__YOUR TASK__: Search the listing for the string "descending" and copy every line that contains it.

__EXTRACTED ENTRIES__:
# # #

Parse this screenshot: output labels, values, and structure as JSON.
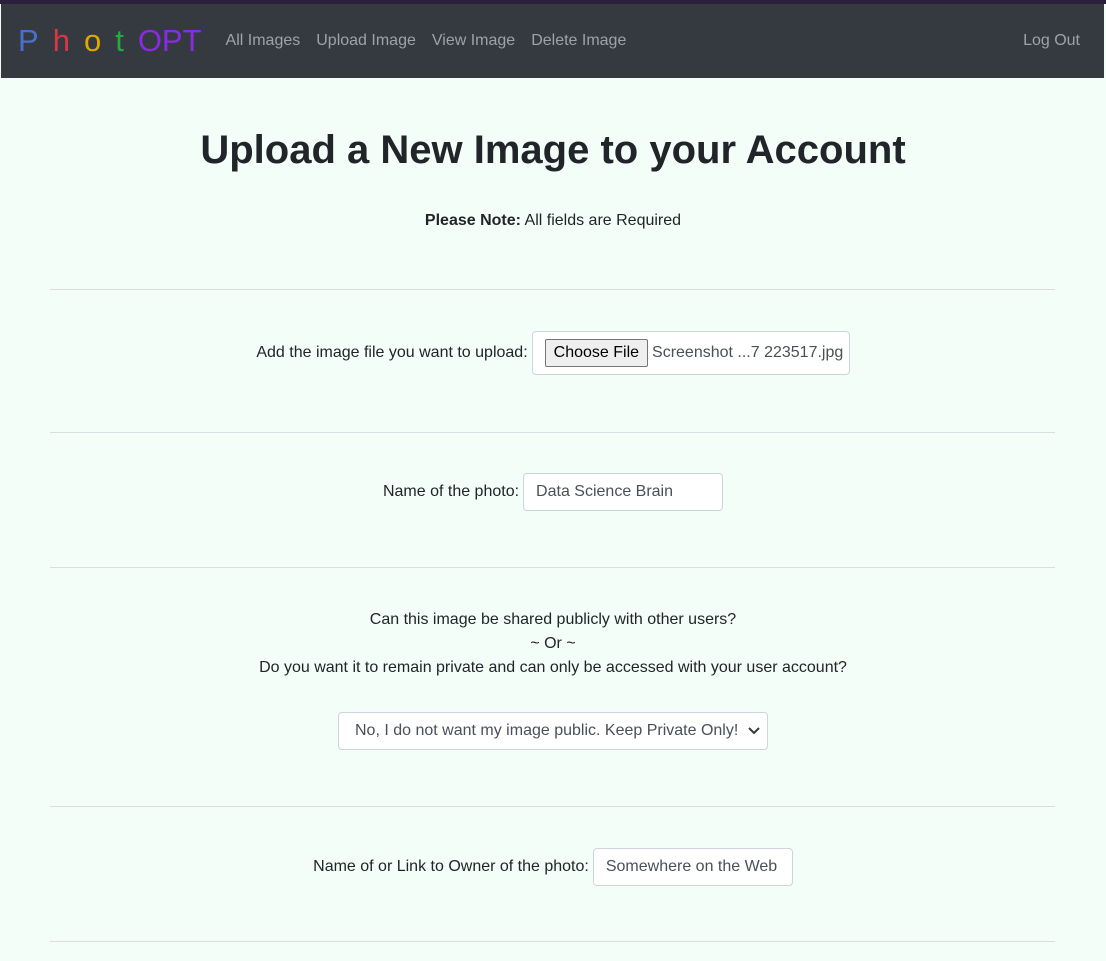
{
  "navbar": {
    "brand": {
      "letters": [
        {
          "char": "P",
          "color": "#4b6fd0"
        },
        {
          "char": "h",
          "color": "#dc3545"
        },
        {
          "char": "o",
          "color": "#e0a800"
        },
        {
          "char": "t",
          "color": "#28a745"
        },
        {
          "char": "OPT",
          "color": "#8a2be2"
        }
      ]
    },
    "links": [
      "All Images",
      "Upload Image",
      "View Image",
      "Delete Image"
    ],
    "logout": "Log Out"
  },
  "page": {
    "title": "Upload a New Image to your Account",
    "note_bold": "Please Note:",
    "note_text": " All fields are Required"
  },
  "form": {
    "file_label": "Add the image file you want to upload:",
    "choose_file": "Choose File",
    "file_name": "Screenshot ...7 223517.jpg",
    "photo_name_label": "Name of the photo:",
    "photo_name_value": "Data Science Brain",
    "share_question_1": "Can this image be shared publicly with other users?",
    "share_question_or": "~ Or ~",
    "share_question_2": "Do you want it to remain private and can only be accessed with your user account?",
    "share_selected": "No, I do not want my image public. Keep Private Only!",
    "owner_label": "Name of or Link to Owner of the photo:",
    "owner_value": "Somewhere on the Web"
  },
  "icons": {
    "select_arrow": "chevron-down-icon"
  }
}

# # #

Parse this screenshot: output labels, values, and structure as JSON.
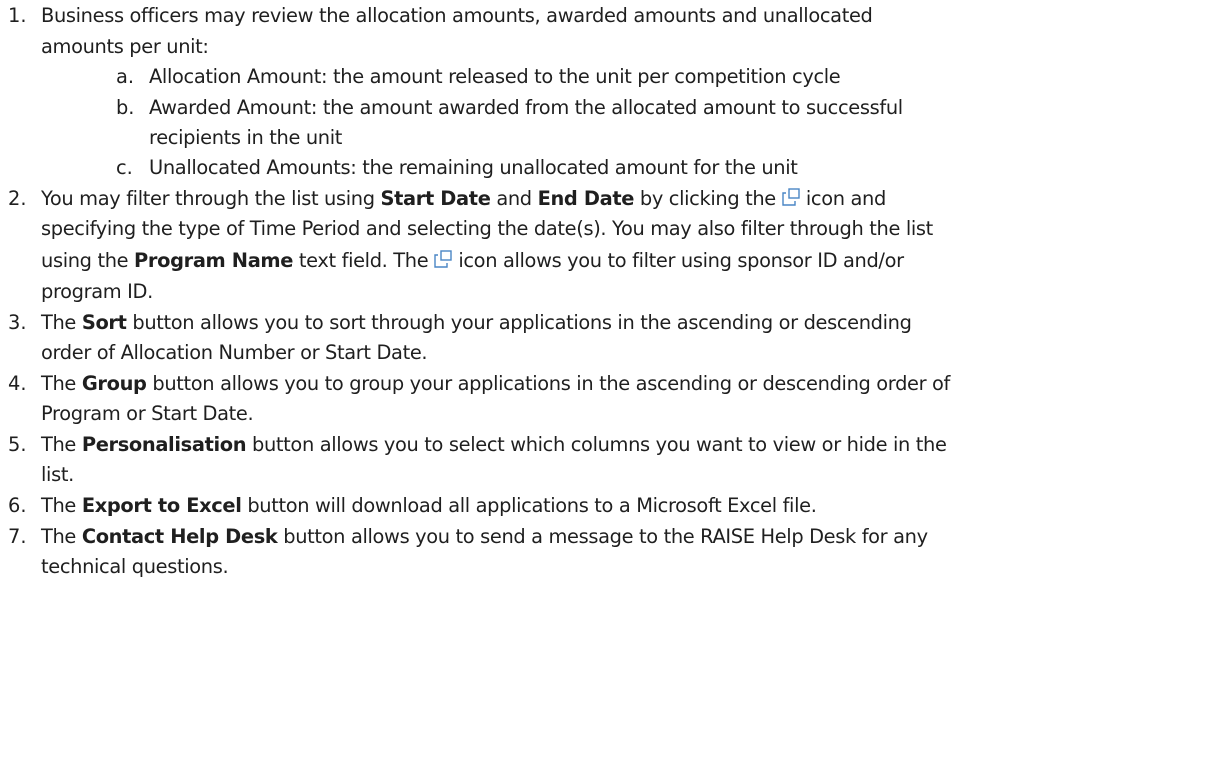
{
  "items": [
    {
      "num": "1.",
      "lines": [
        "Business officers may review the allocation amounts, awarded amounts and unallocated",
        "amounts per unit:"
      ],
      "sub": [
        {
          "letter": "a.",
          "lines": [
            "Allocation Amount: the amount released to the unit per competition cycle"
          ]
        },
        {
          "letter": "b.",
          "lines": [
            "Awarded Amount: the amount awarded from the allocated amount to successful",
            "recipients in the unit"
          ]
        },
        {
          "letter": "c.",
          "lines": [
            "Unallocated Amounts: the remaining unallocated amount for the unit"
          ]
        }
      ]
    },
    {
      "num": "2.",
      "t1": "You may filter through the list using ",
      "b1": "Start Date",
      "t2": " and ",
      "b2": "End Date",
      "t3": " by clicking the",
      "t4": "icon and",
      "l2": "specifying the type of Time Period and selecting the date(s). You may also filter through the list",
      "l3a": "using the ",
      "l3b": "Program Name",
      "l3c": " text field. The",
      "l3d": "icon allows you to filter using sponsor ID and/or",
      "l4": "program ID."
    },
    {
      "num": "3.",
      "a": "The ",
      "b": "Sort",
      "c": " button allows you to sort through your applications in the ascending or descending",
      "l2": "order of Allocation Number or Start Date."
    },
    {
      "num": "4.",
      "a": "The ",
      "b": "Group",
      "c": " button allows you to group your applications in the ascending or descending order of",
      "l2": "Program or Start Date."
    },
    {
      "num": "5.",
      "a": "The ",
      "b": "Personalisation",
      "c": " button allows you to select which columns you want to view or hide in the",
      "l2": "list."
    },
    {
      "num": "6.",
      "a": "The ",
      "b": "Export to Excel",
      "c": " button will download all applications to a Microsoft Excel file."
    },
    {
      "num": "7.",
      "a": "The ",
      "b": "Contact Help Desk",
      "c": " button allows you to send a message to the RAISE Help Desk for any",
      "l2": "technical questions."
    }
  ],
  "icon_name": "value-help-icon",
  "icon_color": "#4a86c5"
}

# # #

__SOLUTION TO THIS EXERCISE__:
      "c": " button allows you to sort through your applications in the ascending or descending",
      "c": " button allows you to group your applications in the ascending or descending order of",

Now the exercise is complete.